-- Challenge --
Leave the pictures out. Return all other data exactly.

(Figure contents as structured data)
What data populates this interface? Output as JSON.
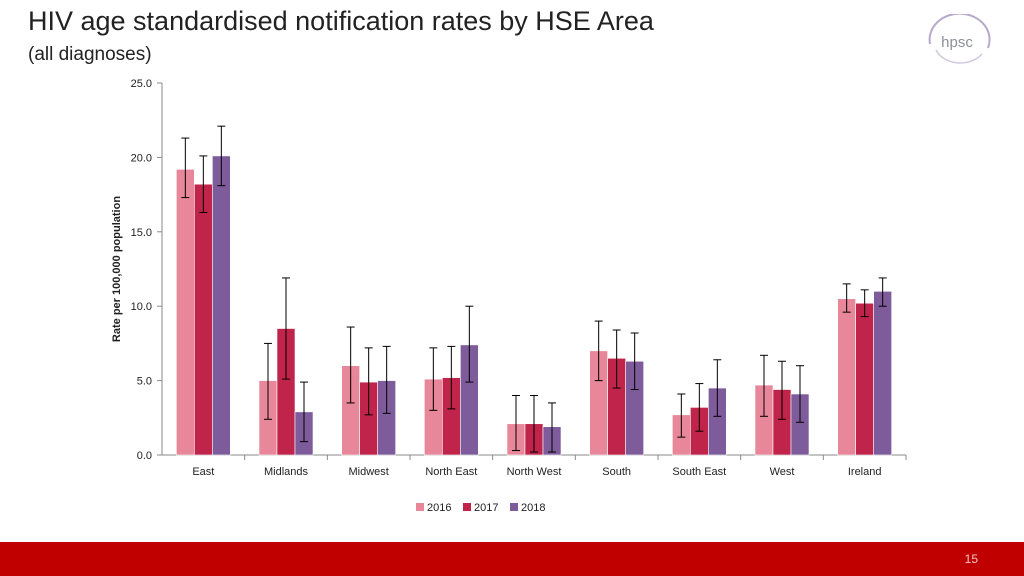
{
  "header": {
    "title": "HIV age standardised notification rates by HSE Area",
    "subtitle": "(all diagnoses)",
    "logo_text": "hpsc"
  },
  "footer": {
    "page_number": "15"
  },
  "colors": {
    "footer": "#c00000",
    "logo_arc": "#b7a9c9",
    "logo_text": "#8a8f98"
  },
  "chart_data": {
    "type": "bar",
    "title": "",
    "xlabel": "",
    "ylabel": "Rate per 100,000 population",
    "ylim": [
      0,
      25
    ],
    "yticks": [
      0,
      5,
      10,
      15,
      20,
      25
    ],
    "ytick_labels": [
      "0.0",
      "5.0",
      "10.0",
      "15.0",
      "20.0",
      "25.0"
    ],
    "grid": false,
    "legend_position": "bottom",
    "error_bars": true,
    "categories": [
      "East",
      "Midlands",
      "Midwest",
      "North East",
      "North West",
      "South",
      "South East",
      "West",
      "Ireland"
    ],
    "series": [
      {
        "name": "2016",
        "color": "#e8869a",
        "values": [
          19.2,
          5.0,
          6.0,
          5.1,
          2.1,
          7.0,
          2.7,
          4.7,
          10.5
        ],
        "err_low": [
          17.3,
          2.4,
          3.5,
          3.0,
          0.3,
          5.0,
          1.2,
          2.6,
          9.6
        ],
        "err_high": [
          21.3,
          7.5,
          8.6,
          7.2,
          4.0,
          9.0,
          4.1,
          6.7,
          11.5
        ]
      },
      {
        "name": "2017",
        "color": "#c0244a",
        "values": [
          18.2,
          8.5,
          4.9,
          5.2,
          2.1,
          6.5,
          3.2,
          4.4,
          10.2
        ],
        "err_low": [
          16.3,
          5.1,
          2.7,
          3.1,
          0.2,
          4.5,
          1.6,
          2.4,
          9.3
        ],
        "err_high": [
          20.1,
          11.9,
          7.2,
          7.3,
          4.0,
          8.4,
          4.8,
          6.3,
          11.1
        ]
      },
      {
        "name": "2018",
        "color": "#7e5c9c",
        "values": [
          20.1,
          2.9,
          5.0,
          7.4,
          1.9,
          6.3,
          4.5,
          4.1,
          11.0
        ],
        "err_low": [
          18.1,
          0.9,
          2.8,
          4.9,
          0.2,
          4.4,
          2.6,
          2.2,
          10.0
        ],
        "err_high": [
          22.1,
          4.9,
          7.3,
          10.0,
          3.5,
          8.2,
          6.4,
          6.0,
          11.9
        ]
      }
    ]
  }
}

-- Solution below --
What data populates this interface? Output as JSON.
{
  "header": {
    "title": "HIV age standardised notification rates by HSE Area",
    "subtitle": "(all diagnoses)",
    "logo_text": "hpsc"
  },
  "footer": {
    "page_number": "15"
  },
  "colors": {
    "footer": "#c00000",
    "logo_arc": "#b7a9c9",
    "logo_text": "#8a8f98"
  },
  "chart_data": {
    "type": "bar",
    "title": "",
    "xlabel": "",
    "ylabel": "Rate per 100,000 population",
    "ylim": [
      0,
      25
    ],
    "yticks": [
      0,
      5,
      10,
      15,
      20,
      25
    ],
    "ytick_labels": [
      "0.0",
      "5.0",
      "10.0",
      "15.0",
      "20.0",
      "25.0"
    ],
    "grid": false,
    "legend_position": "bottom",
    "error_bars": true,
    "categories": [
      "East",
      "Midlands",
      "Midwest",
      "North East",
      "North West",
      "South",
      "South East",
      "West",
      "Ireland"
    ],
    "series": [
      {
        "name": "2016",
        "color": "#e8869a",
        "values": [
          19.2,
          5.0,
          6.0,
          5.1,
          2.1,
          7.0,
          2.7,
          4.7,
          10.5
        ],
        "err_low": [
          17.3,
          2.4,
          3.5,
          3.0,
          0.3,
          5.0,
          1.2,
          2.6,
          9.6
        ],
        "err_high": [
          21.3,
          7.5,
          8.6,
          7.2,
          4.0,
          9.0,
          4.1,
          6.7,
          11.5
        ]
      },
      {
        "name": "2017",
        "color": "#c0244a",
        "values": [
          18.2,
          8.5,
          4.9,
          5.2,
          2.1,
          6.5,
          3.2,
          4.4,
          10.2
        ],
        "err_low": [
          16.3,
          5.1,
          2.7,
          3.1,
          0.2,
          4.5,
          1.6,
          2.4,
          9.3
        ],
        "err_high": [
          20.1,
          11.9,
          7.2,
          7.3,
          4.0,
          8.4,
          4.8,
          6.3,
          11.1
        ]
      },
      {
        "name": "2018",
        "color": "#7e5c9c",
        "values": [
          20.1,
          2.9,
          5.0,
          7.4,
          1.9,
          6.3,
          4.5,
          4.1,
          11.0
        ],
        "err_low": [
          18.1,
          0.9,
          2.8,
          4.9,
          0.2,
          4.4,
          2.6,
          2.2,
          10.0
        ],
        "err_high": [
          22.1,
          4.9,
          7.3,
          10.0,
          3.5,
          8.2,
          6.4,
          6.0,
          11.9
        ]
      }
    ]
  }
}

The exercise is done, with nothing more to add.